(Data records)
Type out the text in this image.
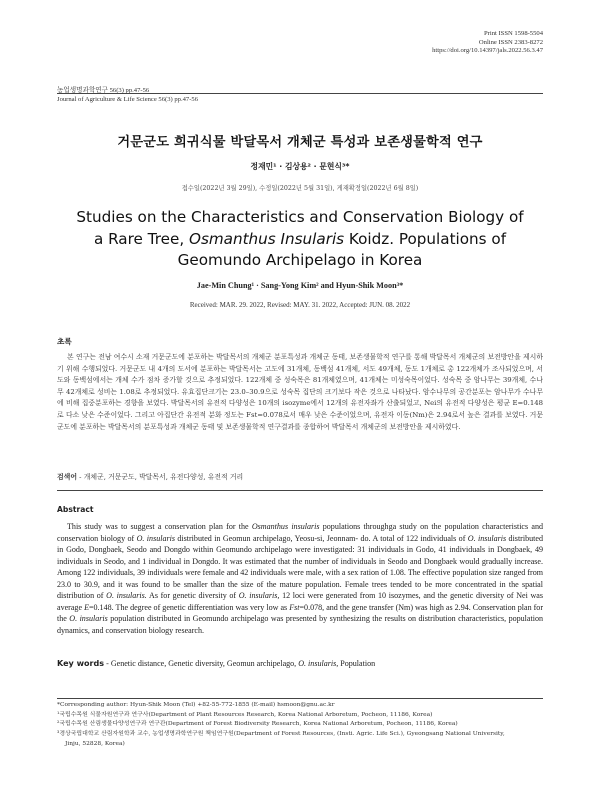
Print ISSN 1598-5504
Online ISSN 2383-8272
https://doi.org/10.14397/jals.2022.56.3.47
농업생명과학연구 56(3) pp.47-56
Journal of Agriculture & Life Science 56(3) pp.47-56
거문군도 희귀식물 박달목서 개체군 특성과 보존생물학적 연구
정재민¹ · 김상용² · 문현식³*
접수일(2022년 3월 29일), 수정일(2022년 5월 31일), 게재확정일(2022년 6월 8일)
Studies on the Characteristics and Conservation Biology of
a Rare Tree, Osmanthus Insularis Koidz. Populations of
Geomundo Archipelago in Korea
Jae-Min Chung¹ · Sang-Yong Kim² and Hyun-Shik Moon³*
Received: MAR. 29. 2022, Revised: MAY. 31. 2022, Accepted: JUN. 08. 2022
초록
본 연구는 전남 여수시 소재 거문군도에 분포하는 박달목서의 개체군 분포특성과 개체군 동태, 보존생물학적 연구를 통해 박달목서 개체군의 보전방안을 제시하기 위해 수행되었다. 거문군도 내 4개의 도서에 분포하는 박달목서는 고도에 31개체, 동백섬 41개체, 서도 49개체, 동도 1개체로 총 122개체가 조사되었으며, 서도와 동백섬에서는 개체 수가 점차 증가할 것으로 추정되었다. 122개체 중 성숙목은 81개체였으며, 41개체는 미성숙목이었다. 성숙목 중 암나무는 39개체, 수나무 42개체로 성비는 1.08로 추정되었다. 유효집단크기는 23.0–30.9으로 성숙목 집단의 크기보다 작은 것으로 나타났다. 암수나무의 공간분포는 암나무가 수나무에 비해 집중분포하는 경향을 보였다. 박달목서의 유전적 다양성은 10개의 isozyme에서 12개의 유전자좌가 산출되었고, Nei의 유전적 다양성은 평균 E=0.148로 다소 낮은 수준이었다. 그리고 아집단간 유전적 분화 정도는 Fst=0.078로서 매우 낮은 수준이었으며, 유전자 이동(Nm)은 2.94로서 높은 결과를 보였다. 거문군도에 분포하는 박달목서의 분포특성과 개체군 동태 및 보존생물학적 연구결과를 종합하여 박달목서 개체군의 보전방안을 제시하였다.
검색어 - 개체군, 거문군도, 박달목서, 유전다양성, 유전적 거리
Abstract
This study was to suggest a conservation plan for the Osmanthus insularis populations throughga study on the population characteristics and conservation biology of O. insularis distributed in Geomun archipelago, Yeosu-si, Jeonnam- do. A total of 122 individuals of O. insularis distributed in Godo, Dongbaek, Seodo and Dongdo within Geomundo archipelago were investigated: 31 individuals in Godo, 41 individuals in Dongbaek, 49 individuals in Seodo, and 1 individual in Dongdo. It was estimated that the number of individuals in Seodo and Dongbaek would gradually increase. Among 122 individuals, 39 individuals were female and 42 individuals were male, with a sex ration of 1.08. The effective population size ranged from 23.0 to 30.9, and it was found to be smaller than the size of the mature population. Female trees tended to be more concentrated in the spatial distribution of O. insularis. As for genetic diversity of O. insularis, 12 loci were generated from 10 isozymes, and the genetic diversity of Nei was average E=0.148. The degree of genetic differentiation was very low as Fst=0.078, and the gene transfer (Nm) was high as 2.94. Conservation plan for the O. insularis population distributed in Geomundo archipelago was presented by synthesizing the results on distribution characteristics, population dynamics, and conservation biology research.
Key words - Genetic distance, Genetic diversity, Geomun archipelago, O. insularis, Population

*Corresponding author: Hyun-Shik Moon (Tel) +82-55-772-1855 (E-mail) hsmoon@gnu.ac.kr

¹국립수목원 식물자원연구과 연구사(Department of Plant Resources Research, Korea National Arboretum, Pocheon, 11186, Korea)

²국립수목원 산림생물다양성연구과 연구관(Department of Forest Biodiversity Research, Korea National Arboretum, Pocheon, 11186, Korea)

³경상국립대학교 산림자원학과 교수, 농업생명과학연구원 책임연구원(Department of Forest Resources, (Insti. Agric. Life Sci.), Gyeongsang National University,

Jinju, 52828, Korea)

**Your objective**
Restate all entries exactly; pictures stay out.

**Task answer**
Type out the text in this image.
Print ISSN 1598-5504
Online ISSN 2383-8272
https://doi.org/10.14397/jals.2022.56.3.47
농업생명과학연구 56(3) pp.47-56
Journal of Agriculture & Life Science 56(3) pp.47-56
거문군도 희귀식물 박달목서 개체군 특성과 보존생물학적 연구
정재민¹ · 김상용² · 문현식³*
접수일(2022년 3월 29일), 수정일(2022년 5월 31일), 게재확정일(2022년 6월 8일)
Studies on the Characteristics and Conservation Biology of
a Rare Tree, Osmanthus Insularis Koidz. Populations of
Geomundo Archipelago in Korea
Jae-Min Chung¹ · Sang-Yong Kim² and Hyun-Shik Moon³*
Received: MAR. 29. 2022, Revised: MAY. 31. 2022, Accepted: JUN. 08. 2022
초록
본 연구는 전남 여수시 소재 거문군도에 분포하는 박달목서의 개체군 분포특성과 개체군 동태, 보존생물학적 연구를 통해 박달목서 개체군의 보전방안을 제시하기 위해 수행되었다. 거문군도 내 4개의 도서에 분포하는 박달목서는 고도에 31개체, 동백섬 41개체, 서도 49개체, 동도 1개체로 총 122개체가 조사되었으며, 서도와 동백섬에서는 개체 수가 점차 증가할 것으로 추정되었다. 122개체 중 성숙목은 81개체였으며, 41개체는 미성숙목이었다. 성숙목 중 암나무는 39개체, 수나무 42개체로 성비는 1.08로 추정되었다. 유효집단크기는 23.0–30.9으로 성숙목 집단의 크기보다 작은 것으로 나타났다. 암수나무의 공간분포는 암나무가 수나무에 비해 집중분포하는 경향을 보였다. 박달목서의 유전적 다양성은 10개의 isozyme에서 12개의 유전자좌가 산출되었고, Nei의 유전적 다양성은 평균 E=0.148로 다소 낮은 수준이었다. 그리고 아집단간 유전적 분화 정도는 Fst=0.078로서 매우 낮은 수준이었으며, 유전자 이동(Nm)은 2.94로서 높은 결과를 보였다. 거문군도에 분포하는 박달목서의 분포특성과 개체군 동태 및 보존생물학적 연구결과를 종합하여 박달목서 개체군의 보전방안을 제시하였다.
검색어 - 개체군, 거문군도, 박달목서, 유전다양성, 유전적 거리
Abstract
This study was to suggest a conservation plan for the Osmanthus insularis populations throughga study on the population characteristics and conservation biology of O. insularis distributed in Geomun archipelago, Yeosu-si, Jeonnam- do. A total of 122 individuals of O. insularis distributed in Godo, Dongbaek, Seodo and Dongdo within Geomundo archipelago were investigated: 31 individuals in Godo, 41 individuals in Dongbaek, 49 individuals in Seodo, and 1 individual in Dongdo. It was estimated that the number of individuals in Seodo and Dongbaek would gradually increase. Among 122 individuals, 39 individuals were female and 42 individuals were male, with a sex ration of 1.08. The effective population size ranged from 23.0 to 30.9, and it was found to be smaller than the size of the mature population. Female trees tended to be more concentrated in the spatial distribution of O. insularis. As for genetic diversity of O. insularis, 12 loci were generated from 10 isozymes, and the genetic diversity of Nei was average E=0.148. The degree of genetic differentiation was very low as Fst=0.078, and the gene transfer (Nm) was high as 2.94. Conservation plan for the O. insularis population distributed in Geomundo archipelago was presented by synthesizing the results on distribution characteristics, population dynamics, and conservation biology research.
Key words - Genetic distance, Genetic diversity, Geomun archipelago, O. insularis, Population

*Corresponding author: Hyun-Shik Moon (Tel) +82-55-772-1855 (E-mail) hsmoon@gnu.ac.kr

¹국립수목원 식물자원연구과 연구사(Department of Plant Resources Research, Korea National Arboretum, Pocheon, 11186, Korea)

²국립수목원 산림생물다양성연구과 연구관(Department of Forest Biodiversity Research, Korea National Arboretum, Pocheon, 11186, Korea)

³경상국립대학교 산림자원학과 교수, 농업생명과학연구원 책임연구원(Department of Forest Resources, (Insti. Agric. Life Sci.), Gyeongsang National University,

Jinju, 52828, Korea)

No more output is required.